Required work
Pick out the lines below with "page" and list them.

Provided entries
%%

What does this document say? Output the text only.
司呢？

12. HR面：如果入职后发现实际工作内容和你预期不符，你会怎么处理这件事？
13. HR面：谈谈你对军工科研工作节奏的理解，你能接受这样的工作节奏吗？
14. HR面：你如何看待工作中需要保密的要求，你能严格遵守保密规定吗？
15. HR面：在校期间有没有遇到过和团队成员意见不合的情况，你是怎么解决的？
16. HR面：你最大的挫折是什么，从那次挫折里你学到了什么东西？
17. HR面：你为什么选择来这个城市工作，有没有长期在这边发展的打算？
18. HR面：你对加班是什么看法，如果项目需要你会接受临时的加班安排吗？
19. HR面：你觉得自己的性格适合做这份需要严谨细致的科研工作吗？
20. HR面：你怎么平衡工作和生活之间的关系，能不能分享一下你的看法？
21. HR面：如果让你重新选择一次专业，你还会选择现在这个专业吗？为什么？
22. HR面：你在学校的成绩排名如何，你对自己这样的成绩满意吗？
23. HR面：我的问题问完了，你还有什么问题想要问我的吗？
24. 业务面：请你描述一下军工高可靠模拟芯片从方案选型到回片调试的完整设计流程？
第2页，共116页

%%
%%

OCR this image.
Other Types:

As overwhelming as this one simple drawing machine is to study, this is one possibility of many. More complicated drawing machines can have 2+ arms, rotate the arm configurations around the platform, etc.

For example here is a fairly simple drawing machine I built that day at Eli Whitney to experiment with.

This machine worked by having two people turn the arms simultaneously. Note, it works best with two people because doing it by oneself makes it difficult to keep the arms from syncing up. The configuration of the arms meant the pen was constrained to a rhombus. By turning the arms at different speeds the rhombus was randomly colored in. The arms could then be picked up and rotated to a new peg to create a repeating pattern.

%%
%%

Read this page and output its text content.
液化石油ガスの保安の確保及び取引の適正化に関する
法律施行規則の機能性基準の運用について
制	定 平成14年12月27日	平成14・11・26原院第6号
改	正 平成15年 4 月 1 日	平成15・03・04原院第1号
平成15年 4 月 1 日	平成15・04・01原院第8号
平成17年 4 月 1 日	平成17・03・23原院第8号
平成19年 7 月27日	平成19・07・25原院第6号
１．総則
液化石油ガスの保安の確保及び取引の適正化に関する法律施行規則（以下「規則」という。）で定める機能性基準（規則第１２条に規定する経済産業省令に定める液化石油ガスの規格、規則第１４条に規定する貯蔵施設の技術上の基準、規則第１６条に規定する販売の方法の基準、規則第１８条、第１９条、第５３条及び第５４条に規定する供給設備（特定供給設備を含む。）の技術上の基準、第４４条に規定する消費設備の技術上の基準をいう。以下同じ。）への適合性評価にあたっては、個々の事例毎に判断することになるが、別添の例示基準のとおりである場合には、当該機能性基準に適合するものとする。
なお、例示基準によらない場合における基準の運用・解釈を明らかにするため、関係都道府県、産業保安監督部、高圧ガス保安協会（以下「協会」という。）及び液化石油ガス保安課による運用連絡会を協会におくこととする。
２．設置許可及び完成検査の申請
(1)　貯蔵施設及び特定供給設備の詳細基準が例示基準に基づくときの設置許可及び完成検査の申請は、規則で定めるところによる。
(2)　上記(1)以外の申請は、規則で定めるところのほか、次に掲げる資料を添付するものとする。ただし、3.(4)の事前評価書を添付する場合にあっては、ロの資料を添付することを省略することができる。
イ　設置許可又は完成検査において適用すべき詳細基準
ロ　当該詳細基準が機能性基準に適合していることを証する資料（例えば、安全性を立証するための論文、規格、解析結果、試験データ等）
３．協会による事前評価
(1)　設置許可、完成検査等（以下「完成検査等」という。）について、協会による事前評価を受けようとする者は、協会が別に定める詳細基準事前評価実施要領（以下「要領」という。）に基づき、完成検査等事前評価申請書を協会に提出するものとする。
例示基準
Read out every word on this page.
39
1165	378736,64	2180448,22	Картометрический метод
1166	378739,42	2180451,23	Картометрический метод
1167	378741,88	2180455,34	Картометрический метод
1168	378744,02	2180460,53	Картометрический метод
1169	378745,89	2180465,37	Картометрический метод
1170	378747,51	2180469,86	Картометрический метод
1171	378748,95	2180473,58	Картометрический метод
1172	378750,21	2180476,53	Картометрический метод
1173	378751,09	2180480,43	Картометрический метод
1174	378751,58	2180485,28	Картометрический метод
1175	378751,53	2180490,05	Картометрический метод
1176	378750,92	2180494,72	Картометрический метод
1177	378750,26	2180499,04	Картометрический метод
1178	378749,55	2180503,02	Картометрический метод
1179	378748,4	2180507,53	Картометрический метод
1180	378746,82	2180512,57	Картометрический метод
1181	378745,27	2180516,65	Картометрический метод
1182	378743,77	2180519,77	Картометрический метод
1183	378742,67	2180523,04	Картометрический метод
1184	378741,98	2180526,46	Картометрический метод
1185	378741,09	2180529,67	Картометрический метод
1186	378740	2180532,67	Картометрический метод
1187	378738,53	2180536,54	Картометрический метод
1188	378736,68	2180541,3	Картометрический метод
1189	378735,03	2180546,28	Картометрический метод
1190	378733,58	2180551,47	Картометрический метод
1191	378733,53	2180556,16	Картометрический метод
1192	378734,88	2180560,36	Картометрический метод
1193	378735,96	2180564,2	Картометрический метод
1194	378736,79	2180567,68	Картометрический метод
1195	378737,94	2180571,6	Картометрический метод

%%

Full solution
Read this page and output its text content.
Read out every word on this page.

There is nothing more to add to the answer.